-- Directions --
Restate each of the lines below word for word and drop every picture.

start

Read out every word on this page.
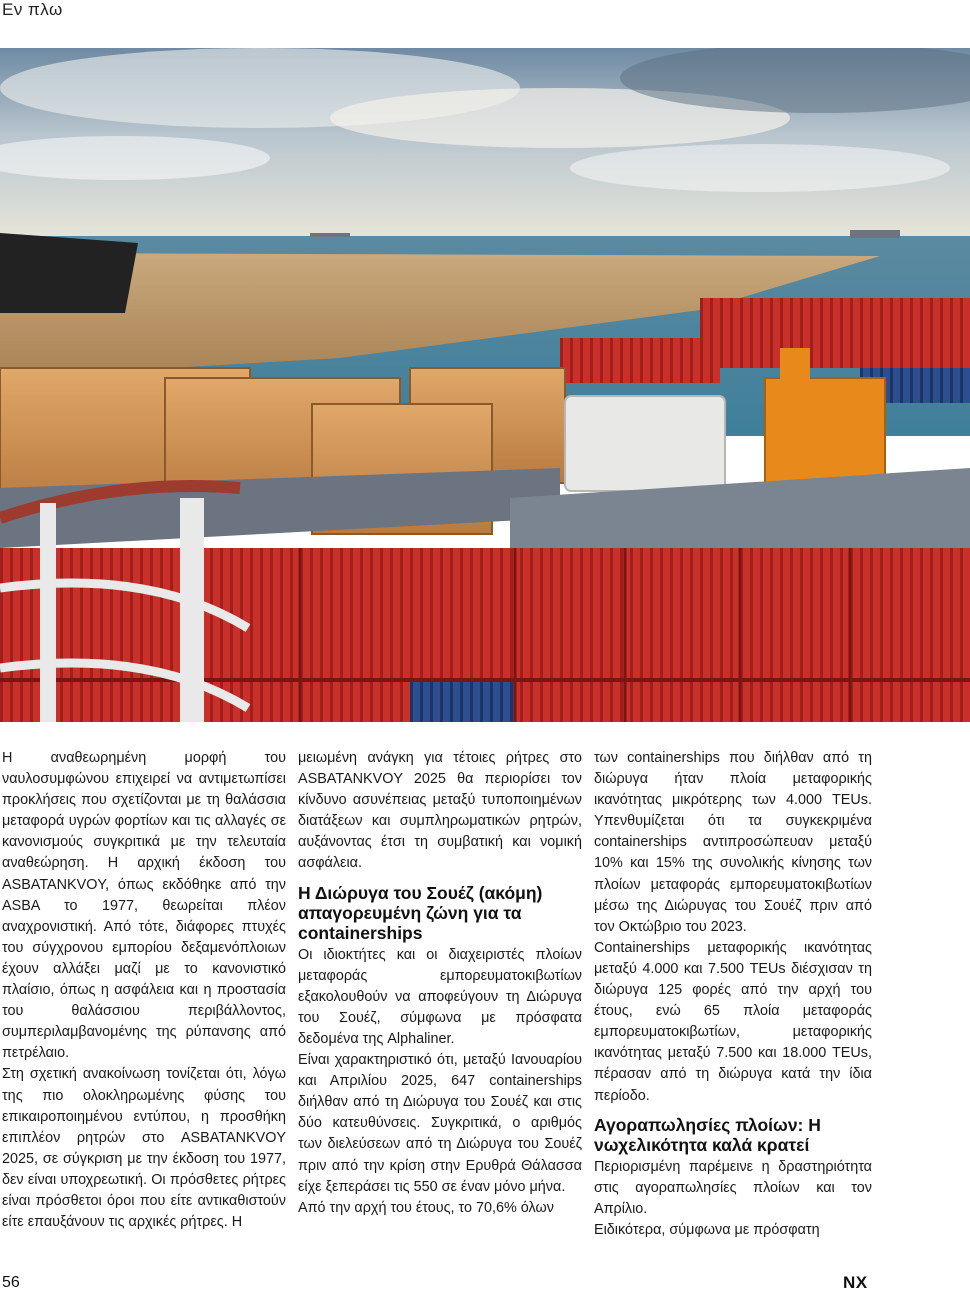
Εν πλω

Η αναθεωρημένη μορφή του ναυλοσυμφώνου επιχειρεί να αντιμετωπίσει προκλήσεις που σχετίζονται με τη θαλάσσια μεταφορά υγρών φορτίων και τις αλλαγές σε κανονισμούς συγκριτικά με την τελευταία αναθεώρηση. Η αρχική έκδοση του ASBATANKVOY, όπως εκδόθηκε από την ASBA το 1977, θεωρείται πλέον αναχρονιστική. Από τότε, διάφορες πτυχές του σύγχρονου εμπορίου δεξαμενόπλοιων έχουν αλλάξει μαζί με το κανονιστικό πλαίσιο, όπως η ασφάλεια και η προστασία του θαλάσσιου περιβάλλοντος, συμπεριλαμβανομένης της ρύπανσης από πετρέλαιο.

Στη σχετική ανακοίνωση τονίζεται ότι, λόγω της πιο ολοκληρωμένης φύσης του επικαιροποιημένου εντύπου, η προσθήκη επιπλέον ρητρών στο ASBATANKVOY 2025, σε σύγκριση με την έκδοση του 1977, δεν είναι υποχρεωτική. Οι πρόσθετες ρήτρες είναι πρόσθετοι όροι που είτε αντικαθιστούν είτε επαυξάνουν τις αρχικές ρήτρες. Η

μειωμένη ανάγκη για τέτοιες ρήτρες στο ASBATANKVOY 2025 θα περιορίσει τον κίνδυνο ασυνέπειας μεταξύ τυποποιημένων διατάξεων και συμπληρωματικών ρητρών, αυξάνοντας έτσι τη συμβατική και νομική ασφάλεια.

Η Διώρυγα του Σουέζ (ακόμη) απαγορευμένη ζώνη για τα containerships

Οι ιδιοκτήτες και οι διαχειριστές πλοίων μεταφοράς εμπορευματοκιβωτίων εξακολουθούν να αποφεύγουν τη Διώρυγα του Σουέζ, σύμφωνα με πρόσφατα δεδομένα της Alphaliner.

Είναι χαρακτηριστικό ότι, μεταξύ Ιανουαρίου και Απριλίου 2025, 647 containerships διήλθαν από τη Διώρυγα του Σουέζ και στις δύο κατευθύνσεις. Συγκριτικά, ο αριθμός των διελεύσεων από τη Διώρυγα του Σουέζ πριν από την κρίση στην Ερυθρά Θάλασσα είχε ξεπεράσει τις 550 σε έναν μόνο μήνα.

Από την αρχή του έτους, το 70,6% όλων

των containerships που διήλθαν από τη διώρυγα ήταν πλοία μεταφορικής ικανότητας μικρότερης των 4.000 TEUs. Υπενθυμίζεται ότι τα συγκεκριμένα containerships αντιπροσώπευαν μεταξύ 10% και 15% της συνολικής κίνησης των πλοίων μεταφοράς εμπορευματοκιβωτίων μέσω της Διώρυγας του Σουέζ πριν από τον Οκτώβριο του 2023.

Containerships μεταφορικής ικανότητας μεταξύ 4.000 και 7.500 TEUs διέσχισαν τη διώρυγα 125 φορές από την αρχή του έτους, ενώ 65 πλοία μεταφοράς εμπορευματοκιβωτίων, μεταφορικής ικανότητας μεταξύ 7.500 και 18.000 TEUs, πέρασαν από τη διώρυγα κατά την ίδια περίοδο.

Αγοραπωλησίες πλοίων: Η νωχελικότητα καλά κρατεί

Περιορισμένη παρέμεινε η δραστηριότητα στις αγοραπωλησίες πλοίων και τον Απρίλιο.

Ειδικότερα, σύμφωνα με πρόσφατη

56	NX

end

-- Solution to this problem --
Read out every word on this page.
Εν πλω

Η αναθεωρημένη μορφή του ναυλοσυμφώνου επιχειρεί να αντιμετωπίσει προκλήσεις που σχετίζονται με τη θαλάσσια μεταφορά υγρών φορτίων και τις αλλαγές σε κανονισμούς συγκριτικά με την τελευταία αναθεώρηση. Η αρχική έκδοση του ASBATANKVOY, όπως εκδόθηκε από την ASBA το 1977, θεωρείται πλέον αναχρονιστική. Από τότε, διάφορες πτυχές του σύγχρονου εμπορίου δεξαμενόπλοιων έχουν αλλάξει μαζί με το κανονιστικό πλαίσιο, όπως η ασφάλεια και η προστασία του θαλάσσιου περιβάλλοντος, συμπεριλαμβανομένης της ρύπανσης από πετρέλαιο.

Στη σχετική ανακοίνωση τονίζεται ότι, λόγω της πιο ολοκληρωμένης φύσης του επικαιροποιημένου εντύπου, η προσθήκη επιπλέον ρητρών στο ASBATANKVOY 2025, σε σύγκριση με την έκδοση του 1977, δεν είναι υποχρεωτική. Οι πρόσθετες ρήτρες είναι πρόσθετοι όροι που είτε αντικαθιστούν είτε επαυξάνουν τις αρχικές ρήτρες. Η

μειωμένη ανάγκη για τέτοιες ρήτρες στο ASBATANKVOY 2025 θα περιορίσει τον κίνδυνο ασυνέπειας μεταξύ τυποποιημένων διατάξεων και συμπληρωματικών ρητρών, αυξάνοντας έτσι τη συμβατική και νομική ασφάλεια.

Η Διώρυγα του Σουέζ (ακόμη) απαγορευμένη ζώνη για τα containerships

Οι ιδιοκτήτες και οι διαχειριστές πλοίων μεταφοράς εμπορευματοκιβωτίων εξακολουθούν να αποφεύγουν τη Διώρυγα του Σουέζ, σύμφωνα με πρόσφατα δεδομένα της Alphaliner.

Είναι χαρακτηριστικό ότι, μεταξύ Ιανουαρίου και Απριλίου 2025, 647 containerships διήλθαν από τη Διώρυγα του Σουέζ και στις δύο κατευθύνσεις. Συγκριτικά, ο αριθμός των διελεύσεων από τη Διώρυγα του Σουέζ πριν από την κρίση στην Ερυθρά Θάλασσα είχε ξεπεράσει τις 550 σε έναν μόνο μήνα.

Από την αρχή του έτους, το 70,6% όλων

των containerships που διήλθαν από τη διώρυγα ήταν πλοία μεταφορικής ικανότητας μικρότερης των 4.000 TEUs. Υπενθυμίζεται ότι τα συγκεκριμένα containerships αντιπροσώπευαν μεταξύ 10% και 15% της συνολικής κίνησης των πλοίων μεταφοράς εμπορευματοκιβωτίων μέσω της Διώρυγας του Σουέζ πριν από τον Οκτώβριο του 2023.

Containerships μεταφορικής ικανότητας μεταξύ 4.000 και 7.500 TEUs διέσχισαν τη διώρυγα 125 φορές από την αρχή του έτους, ενώ 65 πλοία μεταφοράς εμπορευματοκιβωτίων, μεταφορικής ικανότητας μεταξύ 7.500 και 18.000 TEUs, πέρασαν από τη διώρυγα κατά την ίδια περίοδο.

Αγοραπωλησίες πλοίων: Η νωχελικότητα καλά κρατεί

Περιορισμένη παρέμεινε η δραστηριότητα στις αγοραπωλησίες πλοίων και τον Απρίλιο.

Ειδικότερα, σύμφωνα με πρόσφατη

56	NX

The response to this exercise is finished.